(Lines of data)
_____

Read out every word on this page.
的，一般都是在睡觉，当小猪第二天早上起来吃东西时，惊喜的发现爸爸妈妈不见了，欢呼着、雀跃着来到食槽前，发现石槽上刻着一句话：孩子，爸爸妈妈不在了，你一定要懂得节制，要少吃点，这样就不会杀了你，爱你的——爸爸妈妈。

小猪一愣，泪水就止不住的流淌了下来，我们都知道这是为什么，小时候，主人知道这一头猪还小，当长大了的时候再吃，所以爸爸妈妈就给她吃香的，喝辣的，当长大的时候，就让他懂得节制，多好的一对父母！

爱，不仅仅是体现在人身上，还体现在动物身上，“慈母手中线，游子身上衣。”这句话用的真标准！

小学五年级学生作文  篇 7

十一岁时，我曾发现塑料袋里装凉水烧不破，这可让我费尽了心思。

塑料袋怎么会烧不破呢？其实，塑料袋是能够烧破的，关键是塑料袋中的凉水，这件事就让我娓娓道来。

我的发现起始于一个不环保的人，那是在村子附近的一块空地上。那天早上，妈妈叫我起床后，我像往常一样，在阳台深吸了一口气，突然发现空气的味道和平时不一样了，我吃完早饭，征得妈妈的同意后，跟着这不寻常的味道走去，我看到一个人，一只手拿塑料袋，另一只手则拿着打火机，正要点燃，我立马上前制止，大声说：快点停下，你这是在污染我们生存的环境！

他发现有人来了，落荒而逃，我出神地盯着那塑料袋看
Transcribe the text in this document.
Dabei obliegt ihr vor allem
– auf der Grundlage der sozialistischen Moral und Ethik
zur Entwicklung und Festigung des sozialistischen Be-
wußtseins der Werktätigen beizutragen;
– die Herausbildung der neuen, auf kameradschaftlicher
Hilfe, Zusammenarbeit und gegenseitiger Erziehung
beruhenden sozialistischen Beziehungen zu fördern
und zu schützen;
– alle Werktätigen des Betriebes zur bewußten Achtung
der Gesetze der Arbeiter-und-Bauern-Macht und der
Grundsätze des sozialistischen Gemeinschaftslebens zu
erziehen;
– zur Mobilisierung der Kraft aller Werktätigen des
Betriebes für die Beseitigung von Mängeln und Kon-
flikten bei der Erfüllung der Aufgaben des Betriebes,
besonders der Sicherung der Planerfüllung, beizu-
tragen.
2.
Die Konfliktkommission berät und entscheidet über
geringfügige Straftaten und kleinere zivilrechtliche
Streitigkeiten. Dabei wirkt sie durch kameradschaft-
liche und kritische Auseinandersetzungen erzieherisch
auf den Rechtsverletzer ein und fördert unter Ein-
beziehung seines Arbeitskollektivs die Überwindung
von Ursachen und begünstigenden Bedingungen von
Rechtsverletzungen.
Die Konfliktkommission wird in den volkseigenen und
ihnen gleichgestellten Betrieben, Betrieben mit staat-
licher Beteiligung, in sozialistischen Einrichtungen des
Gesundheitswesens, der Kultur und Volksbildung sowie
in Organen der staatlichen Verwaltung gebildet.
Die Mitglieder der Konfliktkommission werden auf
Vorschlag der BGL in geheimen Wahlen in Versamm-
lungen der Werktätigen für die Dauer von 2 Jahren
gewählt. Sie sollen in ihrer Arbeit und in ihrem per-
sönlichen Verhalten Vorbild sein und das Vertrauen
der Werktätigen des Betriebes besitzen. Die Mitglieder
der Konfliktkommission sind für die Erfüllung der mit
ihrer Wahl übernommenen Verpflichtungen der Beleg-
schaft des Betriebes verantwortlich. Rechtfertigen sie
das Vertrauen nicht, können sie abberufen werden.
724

_____

§ EXERCISE OBJECTIVE:
Select and copy every line of the material that holds the string "werden".

§ ANSWER TO THE PROBLEM:
Die Mitglieder der Konfliktkommission werden auf
das Vertrauen nicht, können sie abberufen werden.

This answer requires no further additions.